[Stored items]
------------------------------------------------------------------------
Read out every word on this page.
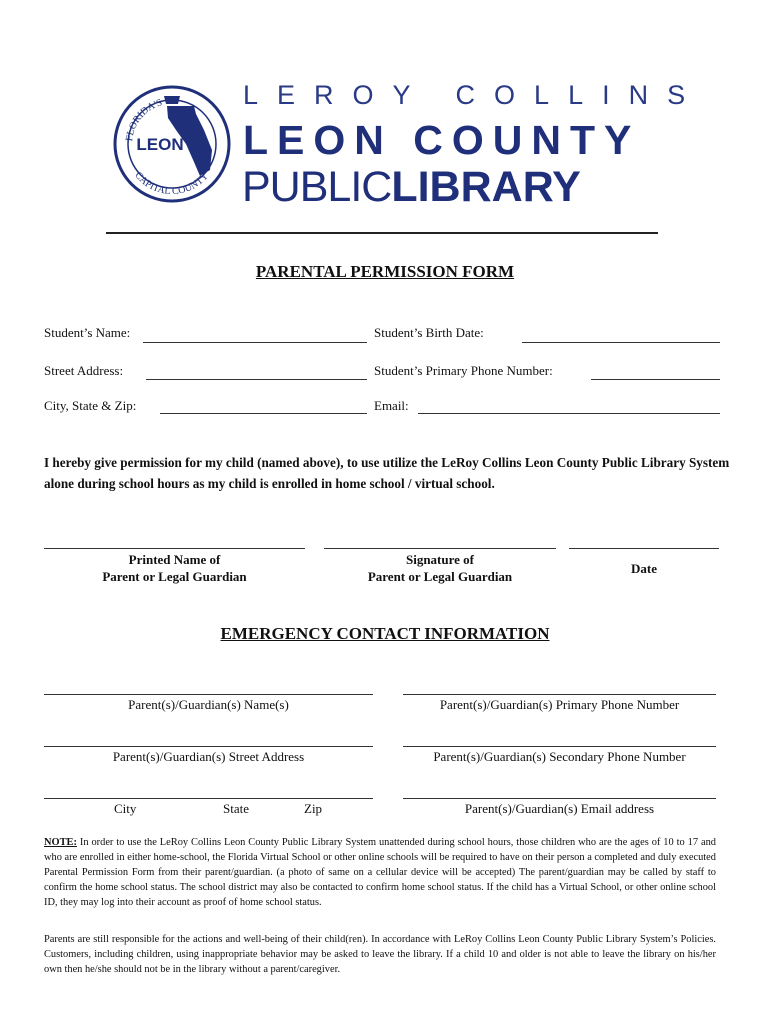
FLORIDA'S
CAPITAL COUNTY
LEON
LEROY COLLINS
LEON COUNTY
PUBLICLIBRARY
PARENTAL PERMISSION FORM
Student’s Name:	Student’s Birth Date:
Street Address:	Student’s Primary Phone Number:
City, State & Zip:	Email:
I hereby give permission for my child (named above), to use utilize the LeRoy Collins Leon County Public Library System alone during school hours as my child is enrolled in home school / virtual school.
Printed Name of
Parent or Legal Guardian
Signature of
Parent or Legal Guardian
Date
EMERGENCY CONTACT INFORMATION
Parent(s)/Guardian(s) Name(s)	Parent(s)/Guardian(s) Primary Phone Number
Parent(s)/Guardian(s) Street Address	Parent(s)/Guardian(s) Secondary Phone Number
City	State	Zip	Parent(s)/Guardian(s) Email address
NOTE: In order to use the LeRoy Collins Leon County Public Library System unattended during school hours, those children who are the ages of 10 to 17 and who are enrolled in either home-school, the Florida Virtual School or other online schools will be required to have on their person a completed and duly executed Parental Permission Form from their parent/guardian. (a photo of same on a cellular device will be accepted) The parent/guardian may be called by staff to confirm the home school status. The school district may also be contacted to confirm home school status. If the child has a Virtual School, or other online school ID, they may log into their account as proof of home school status.
Parents are still responsible for the actions and well-being of their child(ren). In accordance with LeRoy Collins Leon County Public Library System’s Policies. Customers, including children, using inappropriate behavior may be asked to leave the library. If a child 10 and older is not able to leave the library on his/her own then he/she should not be in the library without a parent/caregiver.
------------------------------------------------------------------------
» **What you are asked to do**
Go back to the records above and write them out exactly, without the pictures.

» **Exercise response**
Read out every word on this page.
FLORIDA'S
CAPITAL COUNTY
LEON
LEROY COLLINS
LEON COUNTY
PUBLICLIBRARY
PARENTAL PERMISSION FORM
Student’s Name:	Student’s Birth Date:
Street Address:	Student’s Primary Phone Number:
City, State & Zip:	Email:
I hereby give permission for my child (named above), to use utilize the LeRoy Collins Leon County Public Library System alone during school hours as my child is enrolled in home school / virtual school.
Printed Name of
Parent or Legal Guardian
Signature of
Parent or Legal Guardian
Date
EMERGENCY CONTACT INFORMATION
Parent(s)/Guardian(s) Name(s)	Parent(s)/Guardian(s) Primary Phone Number
Parent(s)/Guardian(s) Street Address	Parent(s)/Guardian(s) Secondary Phone Number
City	State	Zip	Parent(s)/Guardian(s) Email address
NOTE: In order to use the LeRoy Collins Leon County Public Library System unattended during school hours, those children who are the ages of 10 to 17 and who are enrolled in either home-school, the Florida Virtual School or other online schools will be required to have on their person a completed and duly executed Parental Permission Form from their parent/guardian. (a photo of same on a cellular device will be accepted) The parent/guardian may be called by staff to confirm the home school status. The school district may also be contacted to confirm home school status. If the child has a Virtual School, or other online school ID, they may log into their account as proof of home school status.
Parents are still responsible for the actions and well-being of their child(ren). In accordance with LeRoy Collins Leon County Public Library System’s Policies. Customers, including children, using inappropriate behavior may be asked to leave the library. If a child 10 and older is not able to leave the library on his/her own then he/she should not be in the library without a parent/caregiver.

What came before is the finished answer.